╔══
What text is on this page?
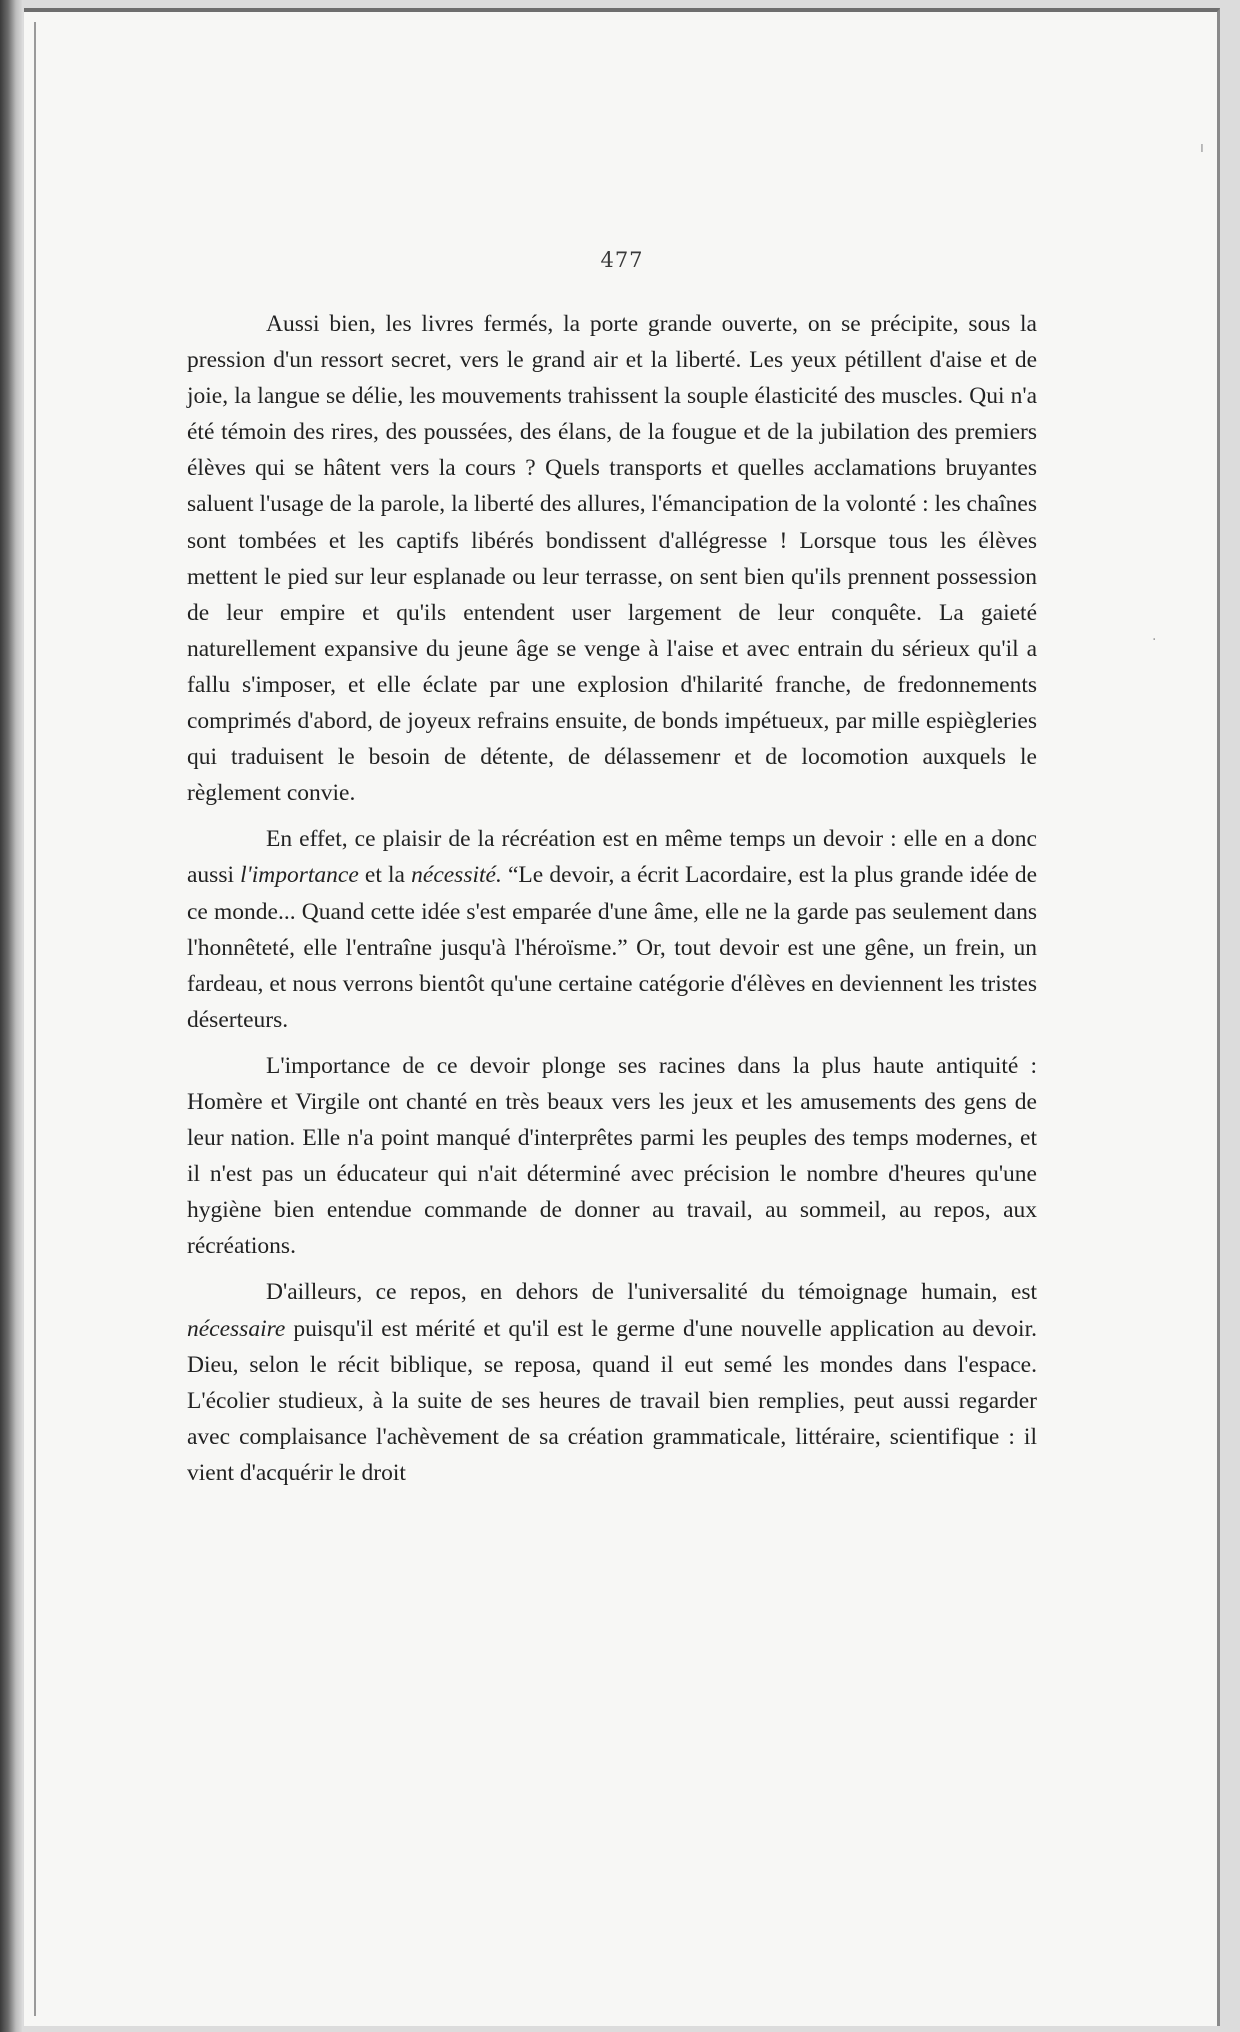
477

Aussi bien, les livres fermés, la porte grande ouverte, on se précipite, sous la pression d'un ressort secret, vers le grand air et la liberté. Les yeux pétillent d'aise et de joie, la langue se délie, les mouvements trahissent la souple élasticité des muscles. Qui n'a été témoin des rires, des poussées, des élans, de la fougue et de la jubilation des premiers élèves qui se hâtent vers la cours ? Quels transports et quelles acclamations bruyantes saluent l'usage de la parole, la liberté des allures, l'émancipation de la volonté : les chaînes sont tombées et les captifs libérés bondissent d'allégresse ! Lorsque tous les élèves mettent le pied sur leur esplanade ou leur terrasse, on sent bien qu'ils prennent possession de leur empire et qu'ils entendent user largement de leur conquête. La gaieté naturellement expansive du jeune âge se venge à l'aise et avec entrain du sérieux qu'il a fallu s'imposer, et elle éclate par une explosion d'hilarité franche, de fredonnements comprimés d'abord, de joyeux refrains ensuite, de bonds impétueux, par mille espiègleries qui traduisent le besoin de détente, de délassemenr et de locomotion auxquels le règlement convie.

En effet, ce plaisir de la récréation est en même temps un devoir : elle en a donc aussi l'importance et la nécessité. “Le devoir, a écrit Lacordaire, est la plus grande idée de ce monde... Quand cette idée s'est emparée d'une âme, elle ne la garde pas seulement dans l'honnêteté, elle l'entraîne jusqu'à l'héroïsme.” Or, tout devoir est une gêne, un frein, un fardeau, et nous verrons bientôt qu'une certaine catégorie d'élèves en deviennent les tristes déserteurs.

L'importance de ce devoir plonge ses racines dans la plus haute antiquité : Homère et Virgile ont chanté en très beaux vers les jeux et les amusements des gens de leur nation. Elle n'a point manqué d'interprêtes parmi les peuples des temps modernes, et il n'est pas un éducateur qui n'ait déterminé avec précision le nombre d'heures qu'une hygiène bien entendue commande de donner au travail, au sommeil, au repos, aux récréations.

D'ailleurs, ce repos, en dehors de l'universalité du témoignage humain, est nécessaire puisqu'il est mérité et qu'il est le germe d'une nouvelle application au devoir. Dieu, selon le récit biblique, se reposa, quand il eut semé les mondes dans l'espace. L'écolier studieux, à la suite de ses heures de travail bien remplies, peut aussi regarder avec complaisance l'achèvement de sa création grammaticale, littéraire, scientifique : il vient d'acquérir le droit

ı
·
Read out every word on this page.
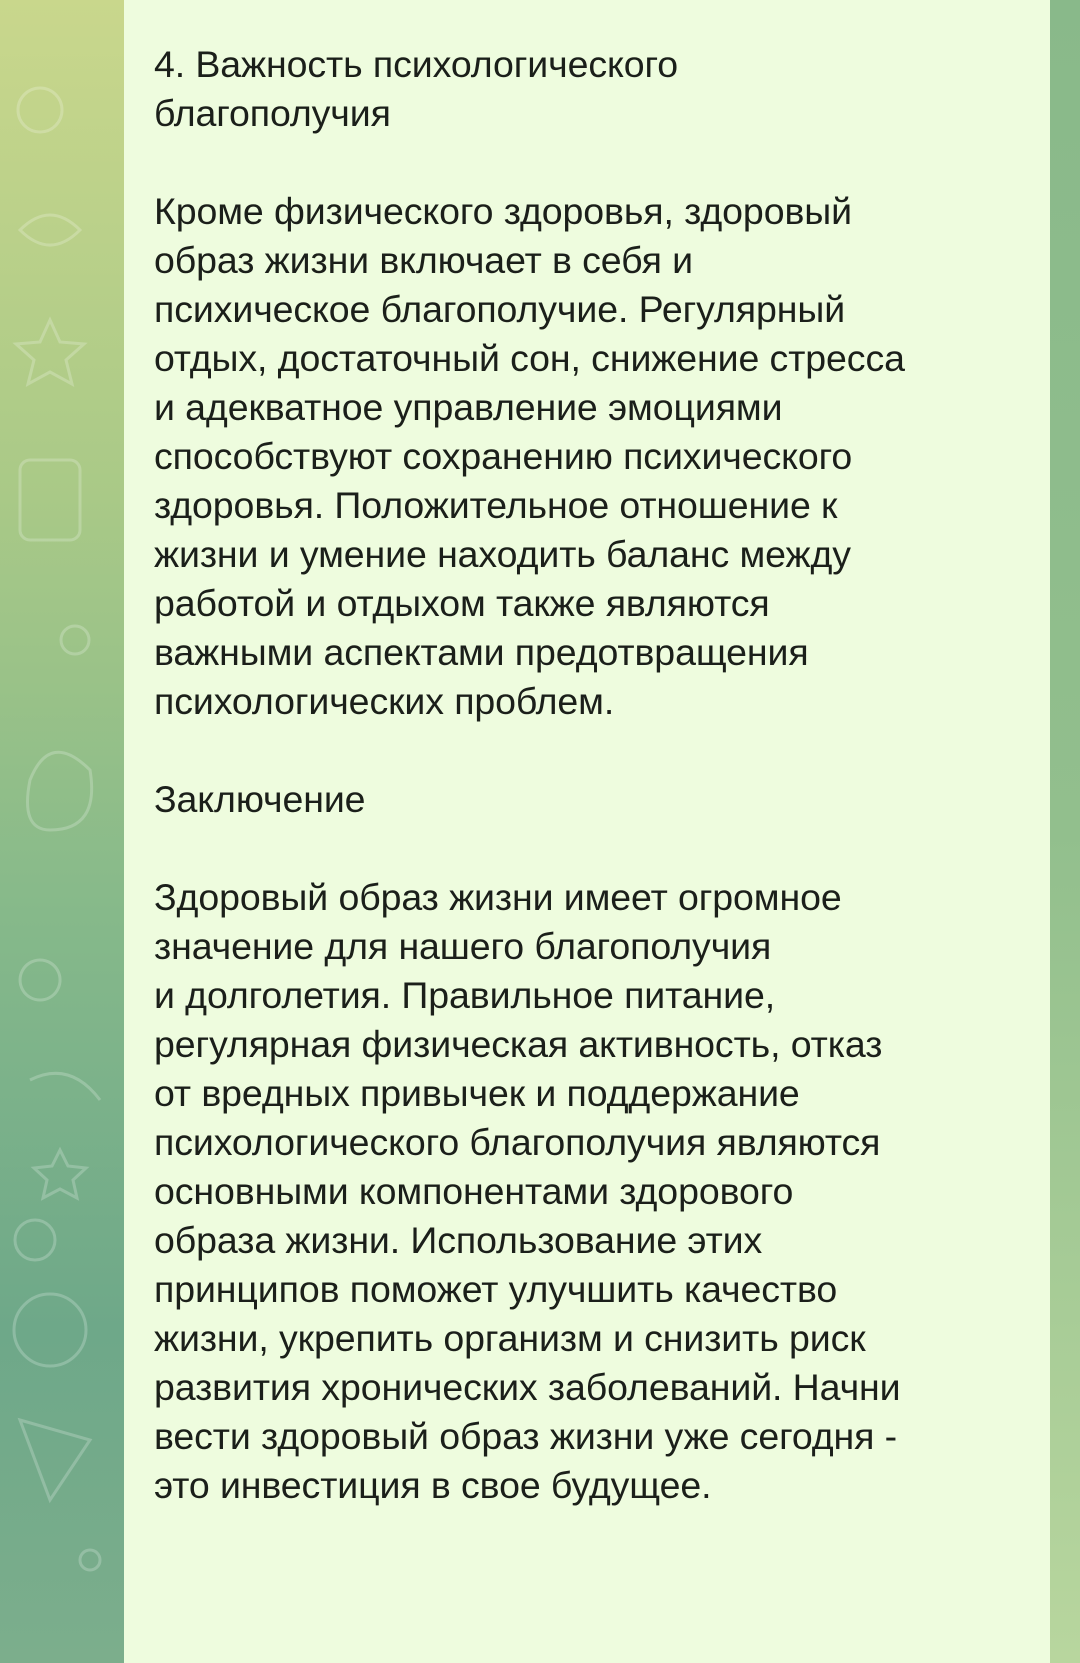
4. Важность психологического
благополучия

Кроме физического здоровья, здоровый
образ жизни включает в себя и
психическое благополучие. Регулярный
отдых, достаточный сон, снижение стресса
и адекватное управление эмоциями
способствуют сохранению психического
здоровья. Положительное отношение к
жизни и умение находить баланс между
работой и отдыхом также являются
важными аспектами предотвращения
психологических проблем.

Заключение

Здоровый образ жизни имеет огромное
значение для нашего благополучия
и долголетия. Правильное питание,
регулярная физическая активность, отказ
от вредных привычек и поддержание
психологического благополучия являются
основными компонентами здорового
образа жизни. Использование этих
принципов поможет улучшить качество
жизни, укрепить организм и снизить риск
развития хронических заболеваний. Начни
вести здоровый образ жизни уже сегодня -
это инвестиция в свое будущее.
╚══
Print only the lines from the line that contains "Read out every word on this page." to the final line of the data, inclusive. Pictures stay out.

*Written solution*.
Read out every word on this page.
4. Важность психологического
благополучия

Кроме физического здоровья, здоровый
образ жизни включает в себя и
психическое благополучие. Регулярный
отдых, достаточный сон, снижение стресса
и адекватное управление эмоциями
способствуют сохранению психического
здоровья. Положительное отношение к
жизни и умение находить баланс между
работой и отдыхом также являются
важными аспектами предотвращения
психологических проблем.

Заключение

Здоровый образ жизни имеет огромное
значение для нашего благополучия
и долголетия. Правильное питание,
регулярная физическая активность, отказ
от вредных привычек и поддержание
психологического благополучия являются
основными компонентами здорового
образа жизни. Использование этих
принципов поможет улучшить качество
жизни, укрепить организм и снизить риск
развития хронических заболеваний. Начни
вести здоровый образ жизни уже сегодня -
это инвестиция в свое будущее.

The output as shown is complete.